Short exercise: Your task is to copy every line of this material exactly.

Records shown:
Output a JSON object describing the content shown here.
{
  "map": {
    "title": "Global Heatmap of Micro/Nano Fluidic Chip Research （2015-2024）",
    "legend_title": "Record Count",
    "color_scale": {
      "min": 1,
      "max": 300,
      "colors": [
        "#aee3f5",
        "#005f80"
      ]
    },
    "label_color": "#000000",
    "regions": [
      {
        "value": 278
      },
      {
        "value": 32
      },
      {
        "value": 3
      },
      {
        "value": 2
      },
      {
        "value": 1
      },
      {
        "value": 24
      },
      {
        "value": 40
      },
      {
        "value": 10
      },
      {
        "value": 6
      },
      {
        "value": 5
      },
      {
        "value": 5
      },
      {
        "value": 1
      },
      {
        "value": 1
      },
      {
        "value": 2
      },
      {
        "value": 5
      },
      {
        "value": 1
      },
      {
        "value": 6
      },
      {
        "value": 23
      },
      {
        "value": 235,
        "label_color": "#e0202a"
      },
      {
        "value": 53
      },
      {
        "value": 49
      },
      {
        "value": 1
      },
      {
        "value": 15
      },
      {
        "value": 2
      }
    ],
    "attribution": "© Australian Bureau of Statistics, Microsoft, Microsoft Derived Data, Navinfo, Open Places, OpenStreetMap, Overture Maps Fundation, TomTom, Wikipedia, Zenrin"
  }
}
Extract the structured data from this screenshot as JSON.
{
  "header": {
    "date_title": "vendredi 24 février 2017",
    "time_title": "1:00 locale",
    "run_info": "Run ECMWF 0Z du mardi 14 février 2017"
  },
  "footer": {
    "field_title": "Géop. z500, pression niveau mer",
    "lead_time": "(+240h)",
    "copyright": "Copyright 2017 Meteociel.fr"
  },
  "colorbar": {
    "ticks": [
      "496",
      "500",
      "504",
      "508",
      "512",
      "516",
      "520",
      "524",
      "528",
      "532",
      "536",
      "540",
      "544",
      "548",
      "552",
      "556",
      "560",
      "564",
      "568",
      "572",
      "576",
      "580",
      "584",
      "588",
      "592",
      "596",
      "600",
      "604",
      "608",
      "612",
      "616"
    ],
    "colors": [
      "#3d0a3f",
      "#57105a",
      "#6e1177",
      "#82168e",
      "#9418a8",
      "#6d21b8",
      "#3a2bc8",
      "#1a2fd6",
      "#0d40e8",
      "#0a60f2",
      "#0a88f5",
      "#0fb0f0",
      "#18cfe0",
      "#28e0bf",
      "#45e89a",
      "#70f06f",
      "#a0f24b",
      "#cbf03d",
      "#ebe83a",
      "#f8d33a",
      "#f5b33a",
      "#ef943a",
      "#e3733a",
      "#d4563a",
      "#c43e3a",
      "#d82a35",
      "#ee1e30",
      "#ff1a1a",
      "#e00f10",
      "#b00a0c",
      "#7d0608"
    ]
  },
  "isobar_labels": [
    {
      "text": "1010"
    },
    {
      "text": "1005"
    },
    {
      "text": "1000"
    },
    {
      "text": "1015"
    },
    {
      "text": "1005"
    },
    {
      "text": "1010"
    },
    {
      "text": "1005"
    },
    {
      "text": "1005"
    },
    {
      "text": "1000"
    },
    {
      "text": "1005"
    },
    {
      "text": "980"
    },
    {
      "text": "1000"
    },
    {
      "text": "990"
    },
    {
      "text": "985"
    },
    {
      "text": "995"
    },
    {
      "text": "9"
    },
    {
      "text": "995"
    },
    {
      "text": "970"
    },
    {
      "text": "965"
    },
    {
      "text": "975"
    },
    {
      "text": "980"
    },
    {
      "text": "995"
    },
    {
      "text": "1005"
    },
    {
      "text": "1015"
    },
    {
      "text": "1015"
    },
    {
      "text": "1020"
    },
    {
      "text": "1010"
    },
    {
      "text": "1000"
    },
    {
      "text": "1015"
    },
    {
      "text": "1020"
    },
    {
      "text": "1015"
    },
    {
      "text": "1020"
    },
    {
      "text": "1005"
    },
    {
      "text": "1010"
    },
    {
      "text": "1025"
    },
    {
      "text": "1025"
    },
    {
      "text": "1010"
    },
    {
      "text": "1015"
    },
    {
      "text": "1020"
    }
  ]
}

Task answer:
Output a JSON object describing the content shown here.
{
  "map": {
    "title": "Global Heatmap of Micro/Nano Fluidic Chip Research （2015-2024）",
    "legend_title": "Record Count",
    "color_scale": {
      "min": 1,
      "max": 300,
      "colors": [
        "#aee3f5",
        "#005f80"
      ]
    },
    "label_color": "#000000",
    "regions": [
      {
        "value": 278
      },
      {
        "value": 32
      },
      {
        "value": 3
      },
      {
        "value": 2
      },
      {
        "value": 1
      },
      {
        "value": 24
      },
      {
        "value": 40
      },
      {
        "value": 10
      },
      {
        "value": 6
      },
      {
        "value": 5
      },
      {
        "value": 5
      },
      {
        "value": 1
      },
      {
        "value": 1
      },
      {
        "value": 2
      },
      {
        "value": 5
      },
      {
        "value": 1
      },
      {
        "value": 6
      },
      {
        "value": 23
      },
      {
        "value": 235,
        "label_color": "#e0202a"
      },
      {
        "value": 53
      },
      {
        "value": 49
      },
      {
        "value": 1
      },
      {
        "value": 15
      },
      {
        "value": 2
      }
    ],
    "attribution": "© Australian Bureau of Statistics, Microsoft, Microsoft Derived Data, Navinfo, Open Places, OpenStreetMap, Overture Maps Fundation, TomTom, Wikipedia, Zenrin"
  }
}
Extract the structured data from this screenshot as JSON.
{
  "header": {
    "date_title": "vendredi 24 février 2017",
    "time_title": "1:00 locale",
    "run_info": "Run ECMWF 0Z du mardi 14 février 2017"
  },
  "footer": {
    "field_title": "Géop. z500, pression niveau mer",
    "lead_time": "(+240h)",
    "copyright": "Copyright 2017 Meteociel.fr"
  },
  "colorbar": {
    "ticks": [
      "496",
      "500",
      "504",
      "508",
      "512",
      "516",
      "520",
      "524",
      "528",
      "532",
      "536",
      "540",
      "544",
      "548",
      "552",
      "556",
      "560",
      "564",
      "568",
      "572",
      "576",
      "580",
      "584",
      "588",
      "592",
      "596",
      "600",
      "604",
      "608",
      "612",
      "616"
    ],
    "colors": [
      "#3d0a3f",
      "#57105a",
      "#6e1177",
      "#82168e",
      "#9418a8",
      "#6d21b8",
      "#3a2bc8",
      "#1a2fd6",
      "#0d40e8",
      "#0a60f2",
      "#0a88f5",
      "#0fb0f0",
      "#18cfe0",
      "#28e0bf",
      "#45e89a",
      "#70f06f",
      "#a0f24b",
      "#cbf03d",
      "#ebe83a",
      "#f8d33a",
      "#f5b33a",
      "#ef943a",
      "#e3733a",
      "#d4563a",
      "#c43e3a",
      "#d82a35",
      "#ee1e30",
      "#ff1a1a",
      "#e00f10",
      "#b00a0c",
      "#7d0608"
    ]
  },
  "isobar_labels": [
    {
      "text": "1010"
    },
    {
      "text": "1005"
    },
    {
      "text": "1000"
    },
    {
      "text": "1015"
    },
    {
      "text": "1005"
    },
    {
      "text": "1010"
    },
    {
      "text": "1005"
    },
    {
      "text": "1005"
    },
    {
      "text": "1000"
    },
    {
      "text": "1005"
    },
    {
      "text": "980"
    },
    {
      "text": "1000"
    },
    {
      "text": "990"
    },
    {
      "text": "985"
    },
    {
      "text": "995"
    },
    {
      "text": "9"
    },
    {
      "text": "995"
    },
    {
      "text": "970"
    },
    {
      "text": "965"
    },
    {
      "text": "975"
    },
    {
      "text": "980"
    },
    {
      "text": "995"
    },
    {
      "text": "1005"
    },
    {
      "text": "1015"
    },
    {
      "text": "1015"
    },
    {
      "text": "1020"
    },
    {
      "text": "1010"
    },
    {
      "text": "1000"
    },
    {
      "text": "1015"
    },
    {
      "text": "1020"
    },
    {
      "text": "1015"
    },
    {
      "text": "1020"
    },
    {
      "text": "1005"
    },
    {
      "text": "1010"
    },
    {
      "text": "1025"
    },
    {
      "text": "1025"
    },
    {
      "text": "1010"
    },
    {
      "text": "1015"
    },
    {
      "text": "1020"
    }
  ]
}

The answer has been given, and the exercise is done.